◆ DIRECTION ◆
Nothing but the lines from the one containing "What data populates" through the last line should be written out, please, exactly as they stand.

___ SUPPLIED MATERIAL

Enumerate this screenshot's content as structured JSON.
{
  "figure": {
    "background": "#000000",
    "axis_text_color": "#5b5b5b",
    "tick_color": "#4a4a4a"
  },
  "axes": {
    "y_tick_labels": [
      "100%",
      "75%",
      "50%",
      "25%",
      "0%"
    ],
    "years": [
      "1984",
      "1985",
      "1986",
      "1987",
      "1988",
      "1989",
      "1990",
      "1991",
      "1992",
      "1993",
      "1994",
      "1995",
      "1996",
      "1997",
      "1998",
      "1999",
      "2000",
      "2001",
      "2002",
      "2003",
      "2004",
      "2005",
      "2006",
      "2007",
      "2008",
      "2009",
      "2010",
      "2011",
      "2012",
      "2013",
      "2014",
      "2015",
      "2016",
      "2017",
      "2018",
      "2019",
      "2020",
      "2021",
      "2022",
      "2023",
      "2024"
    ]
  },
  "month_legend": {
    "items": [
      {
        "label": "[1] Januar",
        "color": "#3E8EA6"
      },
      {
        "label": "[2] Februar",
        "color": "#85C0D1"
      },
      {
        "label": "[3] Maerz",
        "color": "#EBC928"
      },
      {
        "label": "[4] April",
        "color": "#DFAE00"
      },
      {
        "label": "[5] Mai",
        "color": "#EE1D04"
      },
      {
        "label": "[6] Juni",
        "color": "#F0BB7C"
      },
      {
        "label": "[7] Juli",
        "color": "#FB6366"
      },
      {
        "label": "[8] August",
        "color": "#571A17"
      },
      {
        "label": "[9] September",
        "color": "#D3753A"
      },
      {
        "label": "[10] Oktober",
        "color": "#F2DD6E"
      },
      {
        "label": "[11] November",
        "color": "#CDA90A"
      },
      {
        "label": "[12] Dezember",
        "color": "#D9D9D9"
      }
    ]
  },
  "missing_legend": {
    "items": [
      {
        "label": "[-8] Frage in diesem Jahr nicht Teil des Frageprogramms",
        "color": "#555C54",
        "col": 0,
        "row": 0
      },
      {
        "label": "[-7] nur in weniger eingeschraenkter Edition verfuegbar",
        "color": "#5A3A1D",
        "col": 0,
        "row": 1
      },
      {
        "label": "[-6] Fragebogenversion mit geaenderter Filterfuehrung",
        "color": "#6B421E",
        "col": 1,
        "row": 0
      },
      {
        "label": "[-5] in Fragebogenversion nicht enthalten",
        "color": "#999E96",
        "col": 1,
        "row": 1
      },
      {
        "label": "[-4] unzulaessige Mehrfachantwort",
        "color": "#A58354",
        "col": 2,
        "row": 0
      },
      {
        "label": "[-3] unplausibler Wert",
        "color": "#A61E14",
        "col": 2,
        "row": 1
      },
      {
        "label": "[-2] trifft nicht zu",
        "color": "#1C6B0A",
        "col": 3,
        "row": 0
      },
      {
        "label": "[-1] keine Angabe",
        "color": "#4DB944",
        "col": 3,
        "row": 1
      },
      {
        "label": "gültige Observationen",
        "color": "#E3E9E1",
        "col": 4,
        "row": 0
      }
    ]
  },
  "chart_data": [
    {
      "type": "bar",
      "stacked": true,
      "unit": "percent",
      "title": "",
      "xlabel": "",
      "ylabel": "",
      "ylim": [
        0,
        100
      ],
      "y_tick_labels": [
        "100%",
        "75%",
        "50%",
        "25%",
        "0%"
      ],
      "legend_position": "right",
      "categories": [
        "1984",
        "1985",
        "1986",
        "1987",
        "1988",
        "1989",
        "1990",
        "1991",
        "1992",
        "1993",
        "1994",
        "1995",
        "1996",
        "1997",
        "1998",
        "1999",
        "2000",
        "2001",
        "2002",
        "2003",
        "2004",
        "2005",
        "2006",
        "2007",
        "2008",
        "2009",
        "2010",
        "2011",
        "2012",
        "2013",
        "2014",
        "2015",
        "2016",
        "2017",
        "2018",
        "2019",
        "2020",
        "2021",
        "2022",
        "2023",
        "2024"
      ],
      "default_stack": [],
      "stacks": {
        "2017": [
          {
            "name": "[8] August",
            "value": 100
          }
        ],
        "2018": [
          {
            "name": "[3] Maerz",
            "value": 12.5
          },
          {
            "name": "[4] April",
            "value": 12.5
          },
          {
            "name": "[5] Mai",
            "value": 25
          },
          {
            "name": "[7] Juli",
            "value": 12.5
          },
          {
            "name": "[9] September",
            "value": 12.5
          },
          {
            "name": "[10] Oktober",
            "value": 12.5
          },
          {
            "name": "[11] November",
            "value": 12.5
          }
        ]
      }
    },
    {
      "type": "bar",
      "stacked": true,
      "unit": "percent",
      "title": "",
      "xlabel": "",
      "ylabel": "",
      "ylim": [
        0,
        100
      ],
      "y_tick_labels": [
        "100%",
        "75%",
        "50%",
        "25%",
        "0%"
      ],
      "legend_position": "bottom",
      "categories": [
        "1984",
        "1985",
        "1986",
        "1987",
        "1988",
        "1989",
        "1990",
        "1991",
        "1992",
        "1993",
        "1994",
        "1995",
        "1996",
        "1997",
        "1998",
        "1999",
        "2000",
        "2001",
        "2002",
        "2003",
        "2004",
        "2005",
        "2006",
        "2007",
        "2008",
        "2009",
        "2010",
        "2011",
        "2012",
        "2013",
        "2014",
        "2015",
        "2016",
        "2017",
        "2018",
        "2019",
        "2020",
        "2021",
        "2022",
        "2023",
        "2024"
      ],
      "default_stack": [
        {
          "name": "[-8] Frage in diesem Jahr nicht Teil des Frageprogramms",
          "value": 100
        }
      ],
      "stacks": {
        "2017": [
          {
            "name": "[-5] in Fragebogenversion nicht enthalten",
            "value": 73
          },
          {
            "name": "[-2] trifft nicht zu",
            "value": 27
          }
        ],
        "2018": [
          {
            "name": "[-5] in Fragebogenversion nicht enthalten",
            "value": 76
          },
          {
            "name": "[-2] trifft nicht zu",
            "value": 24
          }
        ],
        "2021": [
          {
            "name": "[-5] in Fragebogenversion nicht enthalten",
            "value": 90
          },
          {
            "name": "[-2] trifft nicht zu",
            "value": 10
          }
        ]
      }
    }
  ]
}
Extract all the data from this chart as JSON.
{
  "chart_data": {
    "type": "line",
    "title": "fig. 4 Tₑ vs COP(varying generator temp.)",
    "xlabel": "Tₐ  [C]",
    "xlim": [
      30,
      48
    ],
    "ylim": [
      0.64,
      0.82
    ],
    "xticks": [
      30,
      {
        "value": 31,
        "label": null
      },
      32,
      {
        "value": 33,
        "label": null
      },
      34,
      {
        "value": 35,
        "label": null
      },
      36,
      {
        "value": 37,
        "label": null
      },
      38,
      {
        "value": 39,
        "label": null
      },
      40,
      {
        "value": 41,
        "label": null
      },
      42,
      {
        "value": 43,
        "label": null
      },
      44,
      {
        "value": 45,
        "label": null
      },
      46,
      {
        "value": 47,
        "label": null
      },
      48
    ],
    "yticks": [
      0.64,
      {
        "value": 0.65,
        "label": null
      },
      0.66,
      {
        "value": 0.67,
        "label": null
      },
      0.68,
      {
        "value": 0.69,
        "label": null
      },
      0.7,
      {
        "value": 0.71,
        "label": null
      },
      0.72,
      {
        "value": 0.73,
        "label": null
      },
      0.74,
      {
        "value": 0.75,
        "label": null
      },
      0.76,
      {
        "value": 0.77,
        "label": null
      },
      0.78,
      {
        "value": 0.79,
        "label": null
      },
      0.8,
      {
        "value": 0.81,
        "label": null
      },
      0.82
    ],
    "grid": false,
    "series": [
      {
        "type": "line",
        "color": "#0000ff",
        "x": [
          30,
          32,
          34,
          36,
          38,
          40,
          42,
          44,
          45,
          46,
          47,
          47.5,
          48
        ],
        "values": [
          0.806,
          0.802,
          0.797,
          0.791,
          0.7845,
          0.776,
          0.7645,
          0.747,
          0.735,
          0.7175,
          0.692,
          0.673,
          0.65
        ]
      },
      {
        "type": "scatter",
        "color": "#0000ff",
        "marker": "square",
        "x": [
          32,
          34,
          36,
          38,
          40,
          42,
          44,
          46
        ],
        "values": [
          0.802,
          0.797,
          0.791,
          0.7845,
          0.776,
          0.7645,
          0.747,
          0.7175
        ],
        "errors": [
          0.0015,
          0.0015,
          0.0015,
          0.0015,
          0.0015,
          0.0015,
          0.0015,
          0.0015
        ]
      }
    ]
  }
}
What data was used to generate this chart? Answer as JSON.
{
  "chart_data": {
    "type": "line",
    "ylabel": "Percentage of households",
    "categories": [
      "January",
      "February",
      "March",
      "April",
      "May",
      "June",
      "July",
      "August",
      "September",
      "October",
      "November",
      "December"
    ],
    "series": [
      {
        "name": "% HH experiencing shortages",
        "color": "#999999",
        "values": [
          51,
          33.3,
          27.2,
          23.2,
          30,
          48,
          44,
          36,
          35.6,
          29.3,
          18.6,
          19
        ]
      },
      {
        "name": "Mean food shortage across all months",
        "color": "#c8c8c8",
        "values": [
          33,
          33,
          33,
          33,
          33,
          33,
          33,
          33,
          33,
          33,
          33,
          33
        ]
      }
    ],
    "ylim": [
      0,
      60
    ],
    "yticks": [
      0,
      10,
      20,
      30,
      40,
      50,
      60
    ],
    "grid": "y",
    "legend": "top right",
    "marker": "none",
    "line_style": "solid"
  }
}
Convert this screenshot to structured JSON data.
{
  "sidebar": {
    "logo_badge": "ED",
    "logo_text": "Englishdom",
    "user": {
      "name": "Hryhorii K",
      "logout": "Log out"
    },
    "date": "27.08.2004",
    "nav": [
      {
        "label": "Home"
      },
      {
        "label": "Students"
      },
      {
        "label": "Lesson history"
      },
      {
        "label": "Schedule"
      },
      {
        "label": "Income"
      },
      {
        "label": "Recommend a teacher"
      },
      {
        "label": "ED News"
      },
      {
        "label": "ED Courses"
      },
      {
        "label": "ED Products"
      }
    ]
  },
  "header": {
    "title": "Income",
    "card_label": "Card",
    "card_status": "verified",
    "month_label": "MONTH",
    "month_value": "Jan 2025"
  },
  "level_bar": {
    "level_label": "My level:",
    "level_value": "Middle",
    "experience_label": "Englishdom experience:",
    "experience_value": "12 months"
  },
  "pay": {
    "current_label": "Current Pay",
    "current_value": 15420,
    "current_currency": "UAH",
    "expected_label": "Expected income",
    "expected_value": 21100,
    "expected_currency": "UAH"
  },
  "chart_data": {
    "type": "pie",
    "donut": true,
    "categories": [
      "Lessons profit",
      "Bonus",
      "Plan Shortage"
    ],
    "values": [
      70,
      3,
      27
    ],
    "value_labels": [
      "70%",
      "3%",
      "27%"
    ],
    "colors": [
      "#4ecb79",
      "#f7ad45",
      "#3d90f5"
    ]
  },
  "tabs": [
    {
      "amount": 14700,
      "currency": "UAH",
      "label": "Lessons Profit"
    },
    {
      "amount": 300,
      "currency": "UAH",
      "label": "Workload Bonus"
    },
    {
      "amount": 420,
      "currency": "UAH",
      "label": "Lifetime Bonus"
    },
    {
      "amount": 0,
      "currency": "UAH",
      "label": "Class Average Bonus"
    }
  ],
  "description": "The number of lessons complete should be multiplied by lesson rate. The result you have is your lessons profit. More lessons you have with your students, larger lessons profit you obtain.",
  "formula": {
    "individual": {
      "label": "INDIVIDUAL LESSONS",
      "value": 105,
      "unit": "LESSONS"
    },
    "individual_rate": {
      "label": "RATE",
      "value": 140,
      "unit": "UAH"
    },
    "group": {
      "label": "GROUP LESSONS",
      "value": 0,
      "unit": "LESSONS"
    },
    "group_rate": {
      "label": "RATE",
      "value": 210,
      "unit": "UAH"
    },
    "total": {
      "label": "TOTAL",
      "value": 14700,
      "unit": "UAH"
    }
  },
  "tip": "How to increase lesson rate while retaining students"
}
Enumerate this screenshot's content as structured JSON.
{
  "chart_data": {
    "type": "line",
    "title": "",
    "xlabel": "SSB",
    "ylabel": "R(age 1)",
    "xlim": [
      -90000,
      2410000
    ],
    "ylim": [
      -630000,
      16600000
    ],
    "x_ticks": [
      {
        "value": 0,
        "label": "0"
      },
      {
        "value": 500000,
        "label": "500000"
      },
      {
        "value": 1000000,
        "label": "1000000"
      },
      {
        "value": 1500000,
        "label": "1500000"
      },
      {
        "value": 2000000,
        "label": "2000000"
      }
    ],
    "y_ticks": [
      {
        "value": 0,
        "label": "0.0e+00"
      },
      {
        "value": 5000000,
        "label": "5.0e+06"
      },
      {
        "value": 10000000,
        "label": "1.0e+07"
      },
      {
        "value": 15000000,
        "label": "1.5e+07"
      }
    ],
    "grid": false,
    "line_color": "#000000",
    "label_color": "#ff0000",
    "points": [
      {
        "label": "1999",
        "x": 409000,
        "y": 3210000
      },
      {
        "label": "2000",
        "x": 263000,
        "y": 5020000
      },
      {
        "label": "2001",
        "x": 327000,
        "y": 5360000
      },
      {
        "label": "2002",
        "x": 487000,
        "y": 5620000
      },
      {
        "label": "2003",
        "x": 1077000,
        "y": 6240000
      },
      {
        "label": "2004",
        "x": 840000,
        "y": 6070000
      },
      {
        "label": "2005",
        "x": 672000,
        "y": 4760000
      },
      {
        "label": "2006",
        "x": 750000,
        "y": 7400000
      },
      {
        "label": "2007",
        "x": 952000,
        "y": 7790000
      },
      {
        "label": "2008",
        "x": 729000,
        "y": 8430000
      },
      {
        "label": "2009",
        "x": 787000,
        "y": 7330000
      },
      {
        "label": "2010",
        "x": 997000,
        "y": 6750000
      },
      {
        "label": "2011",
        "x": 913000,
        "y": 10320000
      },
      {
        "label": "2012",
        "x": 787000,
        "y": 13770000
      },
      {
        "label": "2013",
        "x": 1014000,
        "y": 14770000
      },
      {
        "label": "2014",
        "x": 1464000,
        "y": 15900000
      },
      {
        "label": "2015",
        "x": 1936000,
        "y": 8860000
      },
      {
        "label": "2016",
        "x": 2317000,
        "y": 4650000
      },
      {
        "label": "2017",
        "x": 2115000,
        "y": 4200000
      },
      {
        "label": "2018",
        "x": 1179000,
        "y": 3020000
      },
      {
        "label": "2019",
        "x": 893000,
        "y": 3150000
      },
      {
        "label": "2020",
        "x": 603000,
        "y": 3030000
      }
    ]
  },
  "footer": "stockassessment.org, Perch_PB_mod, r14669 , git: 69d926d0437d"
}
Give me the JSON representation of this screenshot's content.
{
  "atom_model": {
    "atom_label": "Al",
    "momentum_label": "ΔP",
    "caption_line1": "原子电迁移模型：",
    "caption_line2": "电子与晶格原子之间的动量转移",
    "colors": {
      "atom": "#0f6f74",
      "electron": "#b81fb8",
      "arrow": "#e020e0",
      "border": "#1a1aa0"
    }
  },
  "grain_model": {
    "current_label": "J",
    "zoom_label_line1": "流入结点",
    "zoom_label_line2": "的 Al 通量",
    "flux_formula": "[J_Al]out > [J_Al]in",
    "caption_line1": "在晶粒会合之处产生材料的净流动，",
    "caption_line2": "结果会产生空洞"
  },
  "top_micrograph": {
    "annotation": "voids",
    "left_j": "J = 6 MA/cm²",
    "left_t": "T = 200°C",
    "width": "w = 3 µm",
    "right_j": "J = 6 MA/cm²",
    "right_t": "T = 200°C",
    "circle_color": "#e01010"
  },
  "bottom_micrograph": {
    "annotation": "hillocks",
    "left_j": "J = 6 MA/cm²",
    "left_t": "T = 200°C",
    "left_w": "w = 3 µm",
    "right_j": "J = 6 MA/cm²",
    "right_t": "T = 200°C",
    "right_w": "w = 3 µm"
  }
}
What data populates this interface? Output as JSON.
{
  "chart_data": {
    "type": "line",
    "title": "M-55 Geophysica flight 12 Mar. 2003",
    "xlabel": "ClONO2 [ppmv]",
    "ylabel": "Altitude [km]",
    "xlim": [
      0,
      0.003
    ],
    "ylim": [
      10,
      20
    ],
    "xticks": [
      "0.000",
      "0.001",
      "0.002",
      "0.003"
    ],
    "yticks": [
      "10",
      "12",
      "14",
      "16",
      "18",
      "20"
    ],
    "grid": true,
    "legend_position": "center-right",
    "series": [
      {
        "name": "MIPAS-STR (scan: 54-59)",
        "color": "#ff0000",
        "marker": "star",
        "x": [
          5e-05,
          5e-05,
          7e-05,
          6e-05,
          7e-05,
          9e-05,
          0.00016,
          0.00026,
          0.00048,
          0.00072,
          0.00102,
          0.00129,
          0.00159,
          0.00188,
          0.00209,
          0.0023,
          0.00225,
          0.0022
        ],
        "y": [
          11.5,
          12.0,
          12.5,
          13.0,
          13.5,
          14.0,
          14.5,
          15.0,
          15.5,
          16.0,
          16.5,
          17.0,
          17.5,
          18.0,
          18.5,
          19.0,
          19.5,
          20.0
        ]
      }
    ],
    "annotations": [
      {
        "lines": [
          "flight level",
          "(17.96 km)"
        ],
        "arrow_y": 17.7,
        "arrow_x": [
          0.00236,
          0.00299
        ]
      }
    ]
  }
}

______

◆ EXERCISE RESULT ◆
What data populates this interface? Output as JSON.
{
  "chart_data": {
    "type": "line",
    "title": "M-55 Geophysica flight 12 Mar. 2003",
    "xlabel": "ClONO2 [ppmv]",
    "ylabel": "Altitude [km]",
    "xlim": [
      0,
      0.003
    ],
    "ylim": [
      10,
      20
    ],
    "xticks": [
      "0.000",
      "0.001",
      "0.002",
      "0.003"
    ],
    "yticks": [
      "10",
      "12",
      "14",
      "16",
      "18",
      "20"
    ],
    "grid": true,
    "legend_position": "center-right",
    "series": [
      {
        "name": "MIPAS-STR (scan: 54-59)",
        "color": "#ff0000",
        "marker": "star",
        "x": [
          5e-05,
          5e-05,
          7e-05,
          6e-05,
          7e-05,
          9e-05,
          0.00016,
          0.00026,
          0.00048,
          0.00072,
          0.00102,
          0.00129,
          0.00159,
          0.00188,
          0.00209,
          0.0023,
          0.00225,
          0.0022
        ],
        "y": [
          11.5,
          12.0,
          12.5,
          13.0,
          13.5,
          14.0,
          14.5,
          15.0,
          15.5,
          16.0,
          16.5,
          17.0,
          17.5,
          18.0,
          18.5,
          19.0,
          19.5,
          20.0
        ]
      }
    ],
    "annotations": [
      {
        "lines": [
          "flight level",
          "(17.96 km)"
        ],
        "arrow_y": 17.7,
        "arrow_x": [
          0.00236,
          0.00299
        ]
      }
    ]
  }
}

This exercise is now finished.